Goal ::
Gather every line in the listing below that contains the string "necklaces". Treat uppercase and lowercase letters as different.
----------
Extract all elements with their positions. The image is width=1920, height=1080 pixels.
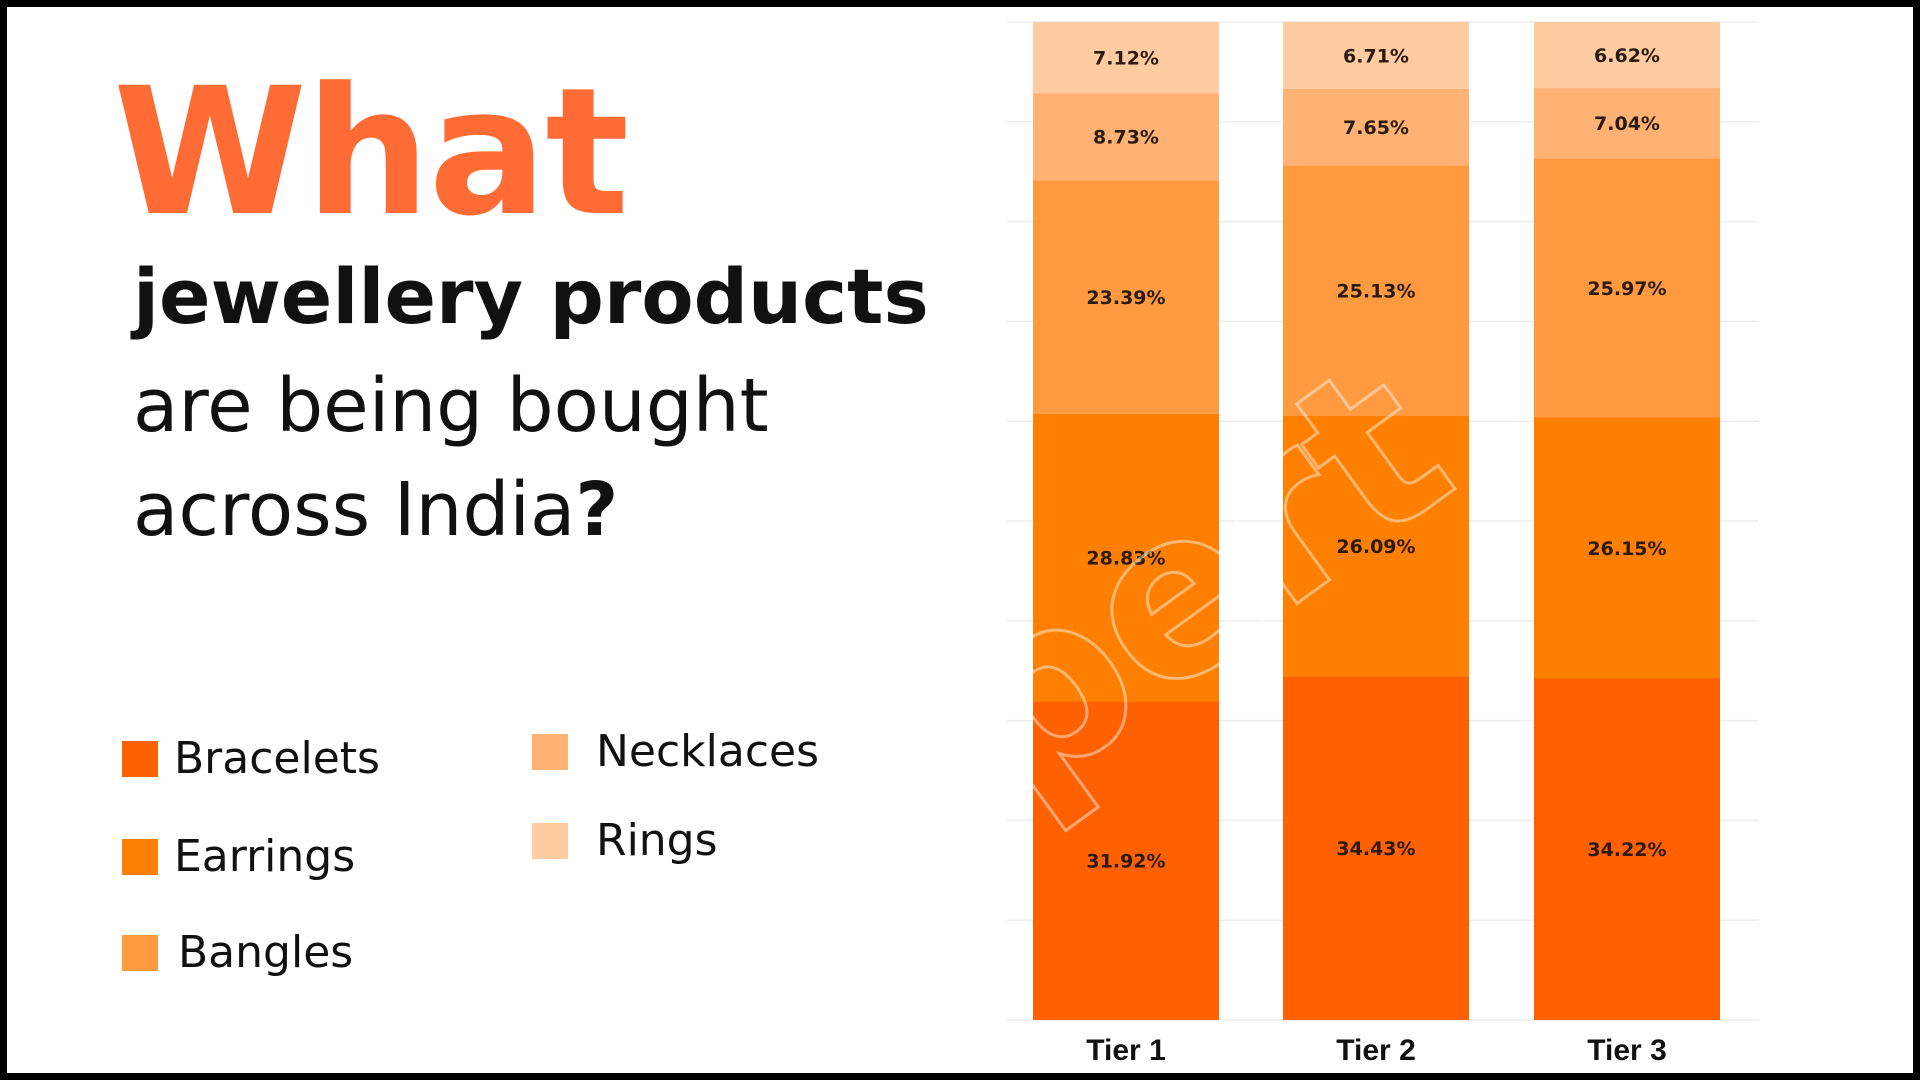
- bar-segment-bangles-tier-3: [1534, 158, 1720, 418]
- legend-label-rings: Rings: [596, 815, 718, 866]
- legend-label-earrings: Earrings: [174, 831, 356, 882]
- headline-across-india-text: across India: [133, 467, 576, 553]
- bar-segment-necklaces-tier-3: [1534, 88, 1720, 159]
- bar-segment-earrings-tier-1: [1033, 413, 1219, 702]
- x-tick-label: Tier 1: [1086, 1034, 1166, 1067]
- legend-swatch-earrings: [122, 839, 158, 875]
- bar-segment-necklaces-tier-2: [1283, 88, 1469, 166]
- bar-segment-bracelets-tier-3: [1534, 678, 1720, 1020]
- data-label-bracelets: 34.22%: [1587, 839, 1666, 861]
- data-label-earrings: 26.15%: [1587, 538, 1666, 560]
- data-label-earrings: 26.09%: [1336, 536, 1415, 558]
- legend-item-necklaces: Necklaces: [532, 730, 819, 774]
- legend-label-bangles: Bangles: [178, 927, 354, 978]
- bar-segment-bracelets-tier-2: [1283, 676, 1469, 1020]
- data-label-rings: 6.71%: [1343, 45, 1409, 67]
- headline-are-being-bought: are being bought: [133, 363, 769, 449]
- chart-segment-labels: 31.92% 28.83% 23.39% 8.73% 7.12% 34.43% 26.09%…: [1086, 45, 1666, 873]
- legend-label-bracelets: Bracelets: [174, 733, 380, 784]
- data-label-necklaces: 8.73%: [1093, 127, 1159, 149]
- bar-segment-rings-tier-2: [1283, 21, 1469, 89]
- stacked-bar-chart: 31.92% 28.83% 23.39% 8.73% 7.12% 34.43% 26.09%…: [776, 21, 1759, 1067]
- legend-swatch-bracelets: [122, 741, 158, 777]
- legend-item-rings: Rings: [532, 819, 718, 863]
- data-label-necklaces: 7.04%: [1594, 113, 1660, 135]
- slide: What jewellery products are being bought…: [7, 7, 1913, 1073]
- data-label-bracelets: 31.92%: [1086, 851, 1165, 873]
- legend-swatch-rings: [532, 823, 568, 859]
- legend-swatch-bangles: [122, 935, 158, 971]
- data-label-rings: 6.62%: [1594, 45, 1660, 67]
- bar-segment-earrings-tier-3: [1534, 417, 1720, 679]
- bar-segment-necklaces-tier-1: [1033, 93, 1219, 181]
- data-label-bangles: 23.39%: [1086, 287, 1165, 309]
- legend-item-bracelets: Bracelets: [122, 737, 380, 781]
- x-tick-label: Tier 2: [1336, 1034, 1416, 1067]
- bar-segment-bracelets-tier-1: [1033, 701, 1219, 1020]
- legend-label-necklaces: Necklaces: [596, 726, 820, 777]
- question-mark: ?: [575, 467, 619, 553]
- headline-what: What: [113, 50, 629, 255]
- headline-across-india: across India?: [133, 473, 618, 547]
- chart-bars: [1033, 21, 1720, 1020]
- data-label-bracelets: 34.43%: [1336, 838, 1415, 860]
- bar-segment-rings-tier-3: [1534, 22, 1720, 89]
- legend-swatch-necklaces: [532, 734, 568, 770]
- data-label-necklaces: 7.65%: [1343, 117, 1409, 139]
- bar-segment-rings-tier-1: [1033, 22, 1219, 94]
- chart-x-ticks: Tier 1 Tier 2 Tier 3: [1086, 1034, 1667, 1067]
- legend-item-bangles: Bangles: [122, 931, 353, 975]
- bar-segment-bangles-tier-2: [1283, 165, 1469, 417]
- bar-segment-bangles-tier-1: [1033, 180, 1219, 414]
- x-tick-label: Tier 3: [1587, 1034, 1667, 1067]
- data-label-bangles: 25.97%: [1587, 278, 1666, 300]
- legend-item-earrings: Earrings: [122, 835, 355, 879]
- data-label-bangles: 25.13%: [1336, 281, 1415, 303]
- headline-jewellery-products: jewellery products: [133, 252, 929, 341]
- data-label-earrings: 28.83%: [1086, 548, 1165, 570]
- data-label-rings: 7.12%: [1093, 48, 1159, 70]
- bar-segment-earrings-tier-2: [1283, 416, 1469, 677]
----------
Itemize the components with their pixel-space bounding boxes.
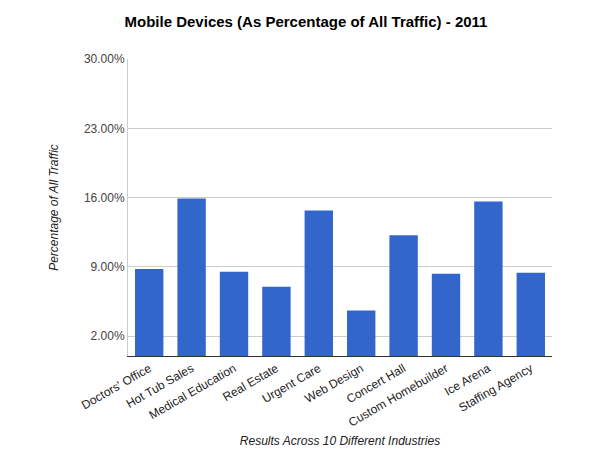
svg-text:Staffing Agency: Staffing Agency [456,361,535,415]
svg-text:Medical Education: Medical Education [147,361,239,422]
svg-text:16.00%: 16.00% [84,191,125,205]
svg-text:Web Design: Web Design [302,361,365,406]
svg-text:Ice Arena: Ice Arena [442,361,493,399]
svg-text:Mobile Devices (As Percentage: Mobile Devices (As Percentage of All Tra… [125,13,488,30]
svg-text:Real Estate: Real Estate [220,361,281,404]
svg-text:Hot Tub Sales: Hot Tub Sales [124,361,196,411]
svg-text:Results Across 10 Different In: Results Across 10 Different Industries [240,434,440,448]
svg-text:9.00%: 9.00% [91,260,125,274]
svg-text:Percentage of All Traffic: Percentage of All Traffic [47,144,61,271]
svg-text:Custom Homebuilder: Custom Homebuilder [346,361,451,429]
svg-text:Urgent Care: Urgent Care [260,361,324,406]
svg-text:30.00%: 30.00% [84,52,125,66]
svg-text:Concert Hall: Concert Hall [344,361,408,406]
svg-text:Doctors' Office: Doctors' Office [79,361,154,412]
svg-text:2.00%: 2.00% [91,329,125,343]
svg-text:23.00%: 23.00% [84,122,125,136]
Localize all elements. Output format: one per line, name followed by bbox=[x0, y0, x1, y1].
----------
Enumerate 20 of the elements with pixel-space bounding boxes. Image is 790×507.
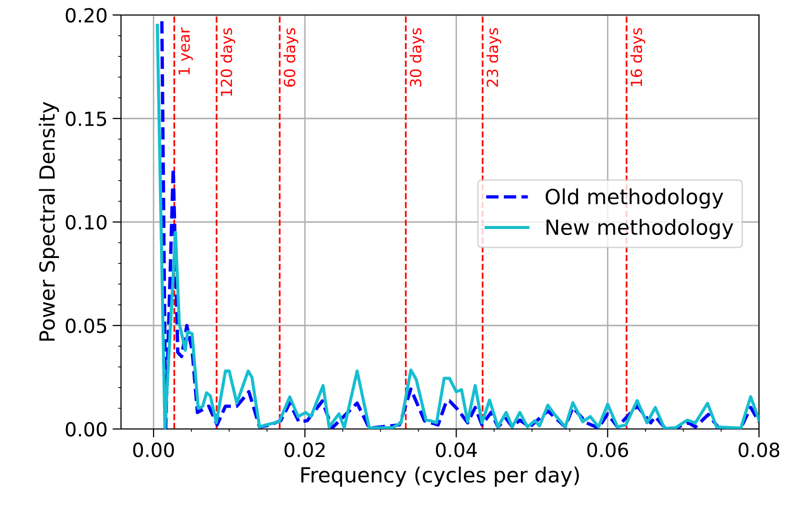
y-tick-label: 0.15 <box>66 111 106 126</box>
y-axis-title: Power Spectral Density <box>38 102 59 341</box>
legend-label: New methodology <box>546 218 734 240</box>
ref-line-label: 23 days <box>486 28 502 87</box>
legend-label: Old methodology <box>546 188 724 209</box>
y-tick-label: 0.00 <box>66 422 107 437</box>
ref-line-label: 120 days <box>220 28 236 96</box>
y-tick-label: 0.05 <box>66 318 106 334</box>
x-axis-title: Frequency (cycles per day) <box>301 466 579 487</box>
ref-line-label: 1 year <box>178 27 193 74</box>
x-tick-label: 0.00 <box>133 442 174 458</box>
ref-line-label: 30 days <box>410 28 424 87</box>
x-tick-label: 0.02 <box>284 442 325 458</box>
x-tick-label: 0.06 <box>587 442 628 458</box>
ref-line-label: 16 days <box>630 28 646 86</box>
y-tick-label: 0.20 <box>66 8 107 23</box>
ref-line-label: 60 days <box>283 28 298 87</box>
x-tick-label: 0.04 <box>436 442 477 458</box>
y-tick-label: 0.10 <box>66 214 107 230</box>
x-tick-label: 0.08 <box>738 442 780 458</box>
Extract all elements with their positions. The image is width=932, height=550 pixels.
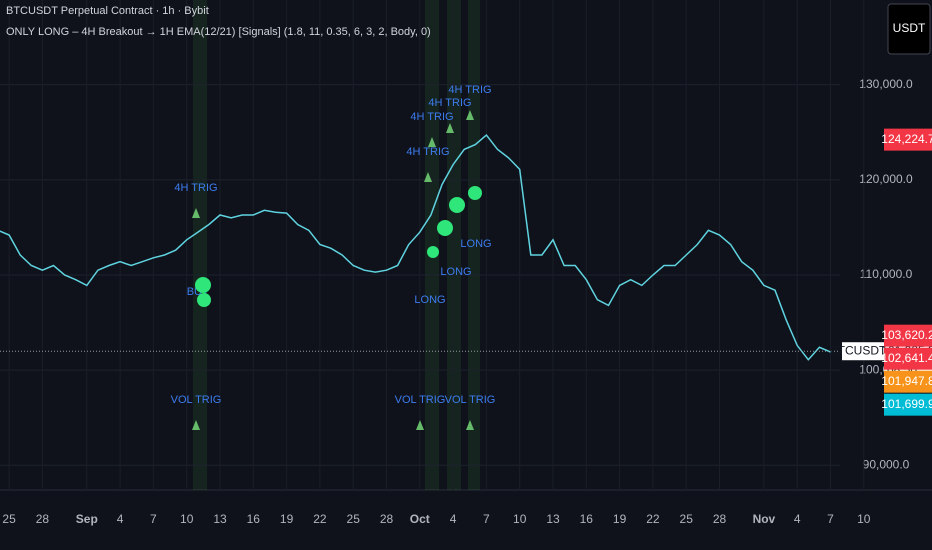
----------
Exercise result ::
- bar-segment-necklaces-tier-3: [1534, 88, 1720, 159]
- bar-segment-necklaces-tier-2: [1283, 88, 1469, 166]
- legend-item-necklaces: Necklaces: [532, 730, 819, 774]
- data-label-necklaces: 8.73%: [1093, 127, 1159, 149]
- data-label-necklaces: 7.04%: [1594, 113, 1660, 135]
- bar-segment-necklaces-tier-1: [1033, 93, 1219, 181]
- legend-label-necklaces: Necklaces: [596, 726, 820, 777]
- legend-swatch-necklaces: [532, 734, 568, 770]
- data-label-necklaces: 7.65%: [1343, 117, 1409, 139]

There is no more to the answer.